## TASK BRIEF
Count the lines containing "občana". Give the number alone.

----- EXCERPTED RECORDS -----

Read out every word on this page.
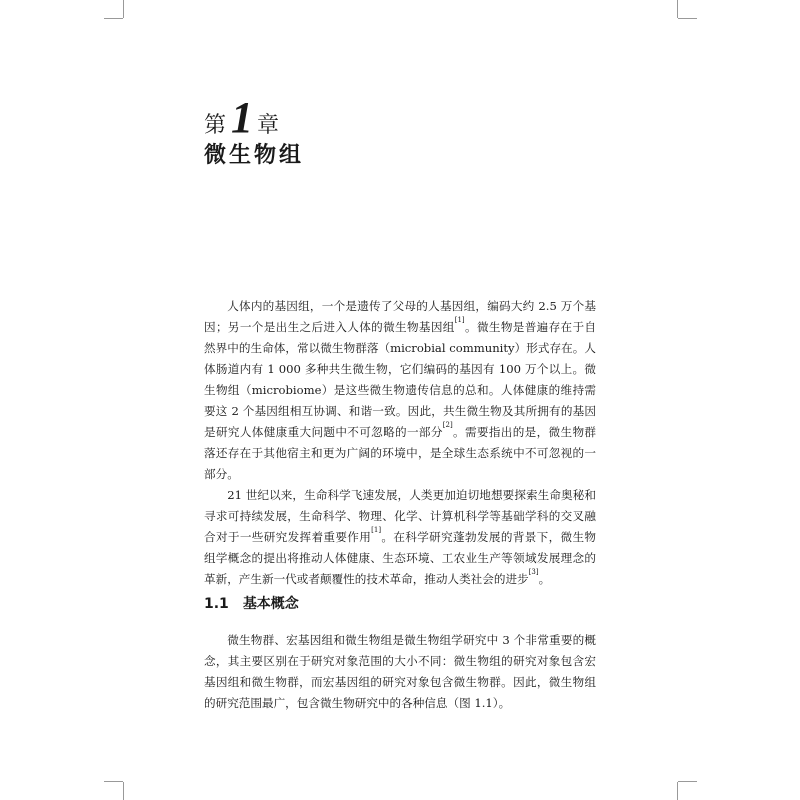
第1 章
微生物组

人体内的基因组，一个是遗传了父母的人基因组，编码大约 2.5 万个基因；另一个是出生之后进入人体的微生物基因组[1]。微生物是普遍存在于自然界中的生命体，常以微生物群落（microbial community）形式存在。人体肠道内有 1 000 多种共生微生物，它们编码的基因有 100 万个以上。微生物组（microbiome）是这些微生物遗传信息的总和。人体健康的维持需要这 2 个基因组相互协调、和谐一致。因此，共生微生物及其所拥有的基因是研究人体健康重大问题中不可忽略的一部分[2]。需要指出的是，微生物群落还存在于其他宿主和更为广阔的环境中，是全球生态系统中不可忽视的一部分。

21 世纪以来，生命科学飞速发展，人类更加迫切地想要探索生命奥秘和寻求可持续发展，生命科学、物理、化学、计算机科学等基础学科的交叉融合对于一些研究发挥着重要作用[1]。在科学研究蓬勃发展的背景下，微生物组学概念的提出将推动人体健康、生态环境、工农业生产等领域发展理念的革新，产生新一代或者颠覆性的技术革命，推动人类社会的进步[3]。

1.1 基本概念

微生物群、宏基因组和微生物组是微生物组学研究中 3 个非常重要的概念，其主要区别在于研究对象范围的大小不同：微生物组的研究对象包含宏基因组和微生物群，而宏基因组的研究对象包含微生物群。因此，微生物组的研究范围最广，包含微生物研究中的各种信息（图 1.1）。
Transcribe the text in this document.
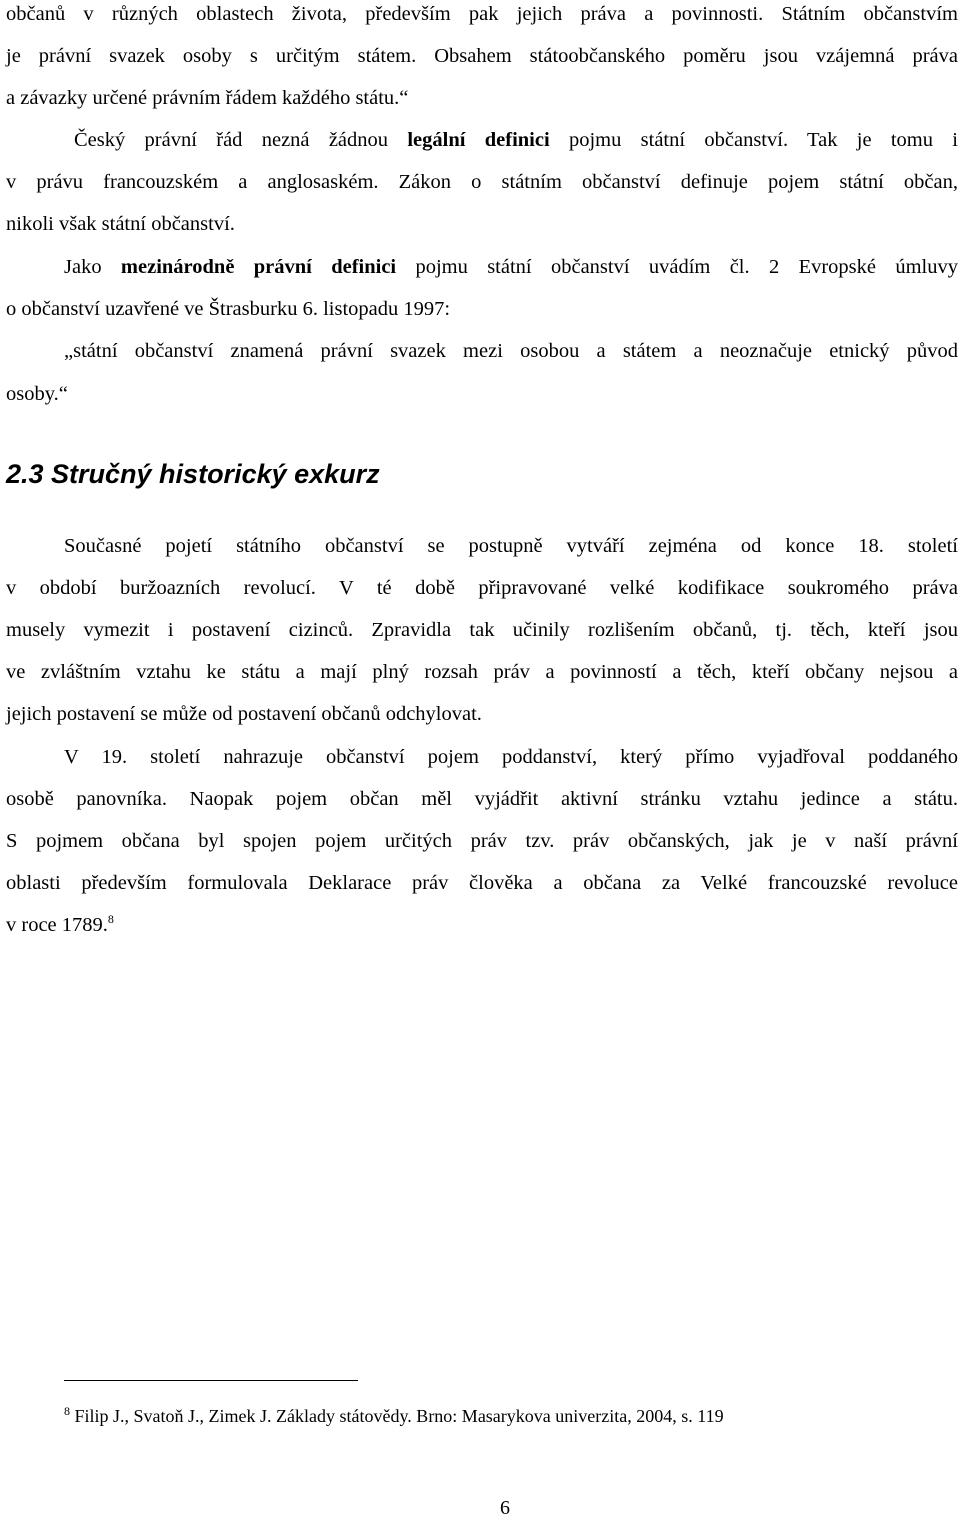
občanů v různých oblastech života, především pak jejich práva a povinnosti. Státním občanstvím
je právní svazek osoby s určitým státem. Obsahem státoobčanského poměru jsou vzájemná práva
a závazky určené právním řádem každého státu.“
Český právní řád nezná žádnou legální definici pojmu státní občanství. Tak je tomu i
v právu francouzském a anglosaském. Zákon o státním občanství definuje pojem státní občan,
nikoli však státní občanství.
Jako mezinárodně právní definici pojmu státní občanství uvádím čl. 2 Evropské úmluvy
o občanství uzavřené ve Štrasburku 6. listopadu 1997:
„státní občanství znamená právní svazek mezi osobou a státem a neoznačuje etnický původ
osoby.“
2.3 Stručný historický exkurz
Současné pojetí státního občanství se postupně vytváří zejména od konce 18. století
v období buržoazních revolucí. V té době připravované velké kodifikace soukromého práva
musely vymezit i postavení cizinců. Zpravidla tak učinily rozlišením občanů, tj. těch, kteří jsou
ve zvláštním vztahu ke státu a mají plný rozsah práv a povinností a těch, kteří občany nejsou a
jejich postavení se může od postavení občanů odchylovat.
V 19. století nahrazuje občanství pojem poddanství, který přímo vyjadřoval poddaného
osobě panovníka. Naopak pojem občan měl vyjádřit aktivní stránku vztahu jedince a státu.
S pojmem občana byl spojen pojem určitých práv tzv. práv občanských, jak je v naší právní
oblasti především formulovala Deklarace práv člověka a občana za Velké francouzské revoluce
v roce 1789.$^8$
$^8$ Filip J., Svatoň J., Zimek J. Základy státovědy. Brno: Masarykova univerzita, 2004, s. 119
6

-----

## RESULT FOR THIS EXERCISE
2